Instruction →
Without including any pictures, write out the listing below exactly.

Stored records
-- -- --
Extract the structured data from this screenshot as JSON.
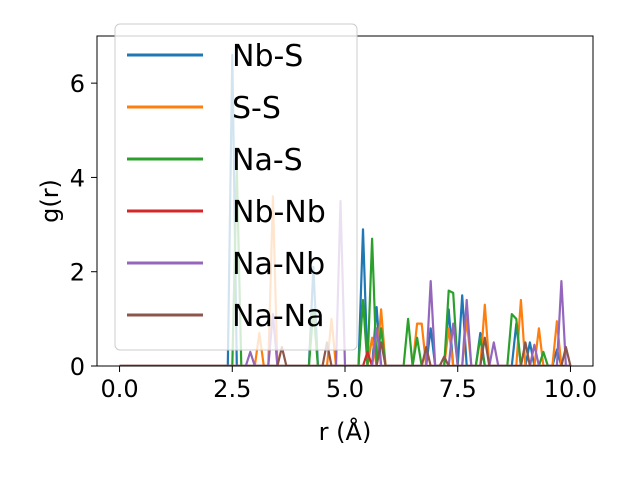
{
  "chart_data": {
    "type": "line",
    "xlabel": "r (Å)",
    "ylabel": "g(r)",
    "xlim": [
      -0.5,
      10.5
    ],
    "ylim": [
      0,
      7
    ],
    "xticks": [
      "0.0",
      "2.5",
      "5.0",
      "7.5",
      "10.0"
    ],
    "yticks": [
      "0",
      "2",
      "4",
      "6"
    ],
    "grid": false,
    "legend_position": "upper-left",
    "series": [
      {
        "name": "Nb-S",
        "color": "#1f77b4",
        "points": [
          [
            0,
            0
          ],
          [
            2.3,
            0
          ],
          [
            2.4,
            0
          ],
          [
            2.5,
            6.6
          ],
          [
            2.6,
            0
          ],
          [
            4.1,
            0
          ],
          [
            4.2,
            0
          ],
          [
            4.3,
            2.1
          ],
          [
            4.4,
            0
          ],
          [
            5.3,
            0
          ],
          [
            5.4,
            2.9
          ],
          [
            5.5,
            0
          ],
          [
            5.6,
            0
          ],
          [
            5.7,
            1.25
          ],
          [
            5.8,
            0
          ],
          [
            6.8,
            0
          ],
          [
            6.9,
            0.8
          ],
          [
            7.0,
            0
          ],
          [
            7.2,
            0
          ],
          [
            7.3,
            1.2
          ],
          [
            7.4,
            0
          ],
          [
            7.5,
            0
          ],
          [
            7.6,
            1.5
          ],
          [
            7.7,
            0
          ],
          [
            7.9,
            0
          ],
          [
            8.0,
            0.7
          ],
          [
            8.1,
            0
          ],
          [
            8.7,
            0
          ],
          [
            8.8,
            0.9
          ],
          [
            8.9,
            0
          ],
          [
            9.0,
            0
          ],
          [
            9.1,
            0.5
          ],
          [
            9.2,
            0
          ],
          [
            9.6,
            0
          ],
          [
            9.7,
            0.35
          ],
          [
            9.8,
            0
          ],
          [
            10.0,
            0
          ]
        ]
      },
      {
        "name": "S-S",
        "color": "#ff7f0e",
        "points": [
          [
            0,
            0
          ],
          [
            3.0,
            0
          ],
          [
            3.1,
            0.7
          ],
          [
            3.2,
            0
          ],
          [
            3.3,
            0
          ],
          [
            3.4,
            3.6
          ],
          [
            3.5,
            0
          ],
          [
            4.6,
            0
          ],
          [
            4.7,
            1.0
          ],
          [
            4.8,
            0
          ],
          [
            5.5,
            0
          ],
          [
            5.6,
            0.6
          ],
          [
            5.7,
            0
          ],
          [
            5.8,
            1.2
          ],
          [
            5.9,
            0
          ],
          [
            6.5,
            0
          ],
          [
            6.6,
            0.9
          ],
          [
            6.7,
            0.9
          ],
          [
            6.8,
            0
          ],
          [
            7.2,
            0
          ],
          [
            7.3,
            0.8
          ],
          [
            7.4,
            0
          ],
          [
            7.6,
            0
          ],
          [
            7.7,
            1.0
          ],
          [
            7.8,
            0
          ],
          [
            8.0,
            0
          ],
          [
            8.1,
            1.3
          ],
          [
            8.2,
            0
          ],
          [
            8.8,
            0
          ],
          [
            8.9,
            1.4
          ],
          [
            9.0,
            0
          ],
          [
            9.2,
            0
          ],
          [
            9.3,
            0.8
          ],
          [
            9.4,
            0
          ],
          [
            9.6,
            0
          ],
          [
            9.7,
            0.95
          ],
          [
            9.8,
            0
          ],
          [
            10.0,
            0
          ]
        ]
      },
      {
        "name": "Na-S",
        "color": "#2ca02c",
        "points": [
          [
            0,
            0
          ],
          [
            2.5,
            0
          ],
          [
            2.6,
            4.2
          ],
          [
            2.7,
            0
          ],
          [
            2.8,
            0
          ],
          [
            4.2,
            0
          ],
          [
            4.3,
            1.2
          ],
          [
            4.4,
            0
          ],
          [
            5.3,
            0
          ],
          [
            5.4,
            1.4
          ],
          [
            5.5,
            0
          ],
          [
            5.6,
            2.7
          ],
          [
            5.7,
            0
          ],
          [
            5.8,
            0.8
          ],
          [
            5.9,
            0
          ],
          [
            6.3,
            0
          ],
          [
            6.4,
            1.0
          ],
          [
            6.5,
            0
          ],
          [
            6.6,
            0.6
          ],
          [
            6.7,
            0
          ],
          [
            7.2,
            0
          ],
          [
            7.3,
            1.6
          ],
          [
            7.4,
            1.55
          ],
          [
            7.5,
            0
          ],
          [
            7.9,
            0
          ],
          [
            8.0,
            0.6
          ],
          [
            8.1,
            0
          ],
          [
            8.6,
            0
          ],
          [
            8.7,
            1.1
          ],
          [
            8.8,
            1.0
          ],
          [
            8.9,
            0
          ],
          [
            9.3,
            0
          ],
          [
            9.4,
            0.3
          ],
          [
            9.5,
            0
          ],
          [
            10.0,
            0
          ]
        ]
      },
      {
        "name": "Nb-Nb",
        "color": "#d62728",
        "points": [
          [
            0,
            0
          ],
          [
            5.4,
            0
          ],
          [
            5.5,
            0.3
          ],
          [
            5.6,
            0
          ],
          [
            10.0,
            0
          ]
        ]
      },
      {
        "name": "Na-Nb",
        "color": "#9467bd",
        "points": [
          [
            0,
            0
          ],
          [
            2.8,
            0
          ],
          [
            2.9,
            0.3
          ],
          [
            3.0,
            0
          ],
          [
            3.3,
            0
          ],
          [
            3.4,
            1.1
          ],
          [
            3.5,
            0
          ],
          [
            4.8,
            0
          ],
          [
            4.9,
            3.5
          ],
          [
            5.0,
            0
          ],
          [
            5.6,
            0
          ],
          [
            5.7,
            0.8
          ],
          [
            5.8,
            0
          ],
          [
            6.8,
            0
          ],
          [
            6.9,
            1.8
          ],
          [
            7.0,
            0
          ],
          [
            7.3,
            0
          ],
          [
            7.4,
            0.9
          ],
          [
            7.5,
            0
          ],
          [
            7.6,
            0
          ],
          [
            7.7,
            1.4
          ],
          [
            7.8,
            0
          ],
          [
            8.2,
            0
          ],
          [
            8.3,
            0.5
          ],
          [
            8.4,
            0
          ],
          [
            9.1,
            0
          ],
          [
            9.2,
            0.45
          ],
          [
            9.3,
            0
          ],
          [
            9.7,
            0
          ],
          [
            9.8,
            1.8
          ],
          [
            9.9,
            0
          ],
          [
            10.0,
            0
          ]
        ]
      },
      {
        "name": "Na-Na",
        "color": "#8c564b",
        "points": [
          [
            0,
            0
          ],
          [
            3.5,
            0
          ],
          [
            3.6,
            0.4
          ],
          [
            3.7,
            0
          ],
          [
            4.5,
            0
          ],
          [
            4.6,
            0.5
          ],
          [
            4.7,
            0
          ],
          [
            5.7,
            0
          ],
          [
            5.8,
            0.5
          ],
          [
            5.9,
            0
          ],
          [
            6.7,
            0
          ],
          [
            6.8,
            0.4
          ],
          [
            6.9,
            0
          ],
          [
            7.1,
            0
          ],
          [
            7.2,
            0.2
          ],
          [
            7.3,
            0
          ],
          [
            8.0,
            0
          ],
          [
            8.1,
            0.6
          ],
          [
            8.2,
            0
          ],
          [
            8.9,
            0
          ],
          [
            9.0,
            0.5
          ],
          [
            9.1,
            0
          ],
          [
            9.8,
            0
          ],
          [
            9.9,
            0.4
          ],
          [
            10.0,
            0
          ]
        ]
      }
    ]
  }
}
-- -- --
The result →
Extract the structured data from this screenshot as JSON.
{
  "chart_data": {
    "type": "line",
    "xlabel": "r (Å)",
    "ylabel": "g(r)",
    "xlim": [
      -0.5,
      10.5
    ],
    "ylim": [
      0,
      7
    ],
    "xticks": [
      "0.0",
      "2.5",
      "5.0",
      "7.5",
      "10.0"
    ],
    "yticks": [
      "0",
      "2",
      "4",
      "6"
    ],
    "grid": false,
    "legend_position": "upper-left",
    "series": [
      {
        "name": "Nb-S",
        "color": "#1f77b4",
        "points": [
          [
            0,
            0
          ],
          [
            2.3,
            0
          ],
          [
            2.4,
            0
          ],
          [
            2.5,
            6.6
          ],
          [
            2.6,
            0
          ],
          [
            4.1,
            0
          ],
          [
            4.2,
            0
          ],
          [
            4.3,
            2.1
          ],
          [
            4.4,
            0
          ],
          [
            5.3,
            0
          ],
          [
            5.4,
            2.9
          ],
          [
            5.5,
            0
          ],
          [
            5.6,
            0
          ],
          [
            5.7,
            1.25
          ],
          [
            5.8,
            0
          ],
          [
            6.8,
            0
          ],
          [
            6.9,
            0.8
          ],
          [
            7.0,
            0
          ],
          [
            7.2,
            0
          ],
          [
            7.3,
            1.2
          ],
          [
            7.4,
            0
          ],
          [
            7.5,
            0
          ],
          [
            7.6,
            1.5
          ],
          [
            7.7,
            0
          ],
          [
            7.9,
            0
          ],
          [
            8.0,
            0.7
          ],
          [
            8.1,
            0
          ],
          [
            8.7,
            0
          ],
          [
            8.8,
            0.9
          ],
          [
            8.9,
            0
          ],
          [
            9.0,
            0
          ],
          [
            9.1,
            0.5
          ],
          [
            9.2,
            0
          ],
          [
            9.6,
            0
          ],
          [
            9.7,
            0.35
          ],
          [
            9.8,
            0
          ],
          [
            10.0,
            0
          ]
        ]
      },
      {
        "name": "S-S",
        "color": "#ff7f0e",
        "points": [
          [
            0,
            0
          ],
          [
            3.0,
            0
          ],
          [
            3.1,
            0.7
          ],
          [
            3.2,
            0
          ],
          [
            3.3,
            0
          ],
          [
            3.4,
            3.6
          ],
          [
            3.5,
            0
          ],
          [
            4.6,
            0
          ],
          [
            4.7,
            1.0
          ],
          [
            4.8,
            0
          ],
          [
            5.5,
            0
          ],
          [
            5.6,
            0.6
          ],
          [
            5.7,
            0
          ],
          [
            5.8,
            1.2
          ],
          [
            5.9,
            0
          ],
          [
            6.5,
            0
          ],
          [
            6.6,
            0.9
          ],
          [
            6.7,
            0.9
          ],
          [
            6.8,
            0
          ],
          [
            7.2,
            0
          ],
          [
            7.3,
            0.8
          ],
          [
            7.4,
            0
          ],
          [
            7.6,
            0
          ],
          [
            7.7,
            1.0
          ],
          [
            7.8,
            0
          ],
          [
            8.0,
            0
          ],
          [
            8.1,
            1.3
          ],
          [
            8.2,
            0
          ],
          [
            8.8,
            0
          ],
          [
            8.9,
            1.4
          ],
          [
            9.0,
            0
          ],
          [
            9.2,
            0
          ],
          [
            9.3,
            0.8
          ],
          [
            9.4,
            0
          ],
          [
            9.6,
            0
          ],
          [
            9.7,
            0.95
          ],
          [
            9.8,
            0
          ],
          [
            10.0,
            0
          ]
        ]
      },
      {
        "name": "Na-S",
        "color": "#2ca02c",
        "points": [
          [
            0,
            0
          ],
          [
            2.5,
            0
          ],
          [
            2.6,
            4.2
          ],
          [
            2.7,
            0
          ],
          [
            2.8,
            0
          ],
          [
            4.2,
            0
          ],
          [
            4.3,
            1.2
          ],
          [
            4.4,
            0
          ],
          [
            5.3,
            0
          ],
          [
            5.4,
            1.4
          ],
          [
            5.5,
            0
          ],
          [
            5.6,
            2.7
          ],
          [
            5.7,
            0
          ],
          [
            5.8,
            0.8
          ],
          [
            5.9,
            0
          ],
          [
            6.3,
            0
          ],
          [
            6.4,
            1.0
          ],
          [
            6.5,
            0
          ],
          [
            6.6,
            0.6
          ],
          [
            6.7,
            0
          ],
          [
            7.2,
            0
          ],
          [
            7.3,
            1.6
          ],
          [
            7.4,
            1.55
          ],
          [
            7.5,
            0
          ],
          [
            7.9,
            0
          ],
          [
            8.0,
            0.6
          ],
          [
            8.1,
            0
          ],
          [
            8.6,
            0
          ],
          [
            8.7,
            1.1
          ],
          [
            8.8,
            1.0
          ],
          [
            8.9,
            0
          ],
          [
            9.3,
            0
          ],
          [
            9.4,
            0.3
          ],
          [
            9.5,
            0
          ],
          [
            10.0,
            0
          ]
        ]
      },
      {
        "name": "Nb-Nb",
        "color": "#d62728",
        "points": [
          [
            0,
            0
          ],
          [
            5.4,
            0
          ],
          [
            5.5,
            0.3
          ],
          [
            5.6,
            0
          ],
          [
            10.0,
            0
          ]
        ]
      },
      {
        "name": "Na-Nb",
        "color": "#9467bd",
        "points": [
          [
            0,
            0
          ],
          [
            2.8,
            0
          ],
          [
            2.9,
            0.3
          ],
          [
            3.0,
            0
          ],
          [
            3.3,
            0
          ],
          [
            3.4,
            1.1
          ],
          [
            3.5,
            0
          ],
          [
            4.8,
            0
          ],
          [
            4.9,
            3.5
          ],
          [
            5.0,
            0
          ],
          [
            5.6,
            0
          ],
          [
            5.7,
            0.8
          ],
          [
            5.8,
            0
          ],
          [
            6.8,
            0
          ],
          [
            6.9,
            1.8
          ],
          [
            7.0,
            0
          ],
          [
            7.3,
            0
          ],
          [
            7.4,
            0.9
          ],
          [
            7.5,
            0
          ],
          [
            7.6,
            0
          ],
          [
            7.7,
            1.4
          ],
          [
            7.8,
            0
          ],
          [
            8.2,
            0
          ],
          [
            8.3,
            0.5
          ],
          [
            8.4,
            0
          ],
          [
            9.1,
            0
          ],
          [
            9.2,
            0.45
          ],
          [
            9.3,
            0
          ],
          [
            9.7,
            0
          ],
          [
            9.8,
            1.8
          ],
          [
            9.9,
            0
          ],
          [
            10.0,
            0
          ]
        ]
      },
      {
        "name": "Na-Na",
        "color": "#8c564b",
        "points": [
          [
            0,
            0
          ],
          [
            3.5,
            0
          ],
          [
            3.6,
            0.4
          ],
          [
            3.7,
            0
          ],
          [
            4.5,
            0
          ],
          [
            4.6,
            0.5
          ],
          [
            4.7,
            0
          ],
          [
            5.7,
            0
          ],
          [
            5.8,
            0.5
          ],
          [
            5.9,
            0
          ],
          [
            6.7,
            0
          ],
          [
            6.8,
            0.4
          ],
          [
            6.9,
            0
          ],
          [
            7.1,
            0
          ],
          [
            7.2,
            0.2
          ],
          [
            7.3,
            0
          ],
          [
            8.0,
            0
          ],
          [
            8.1,
            0.6
          ],
          [
            8.2,
            0
          ],
          [
            8.9,
            0
          ],
          [
            9.0,
            0.5
          ],
          [
            9.1,
            0
          ],
          [
            9.8,
            0
          ],
          [
            9.9,
            0.4
          ],
          [
            10.0,
            0
          ]
        ]
      }
    ]
  }
}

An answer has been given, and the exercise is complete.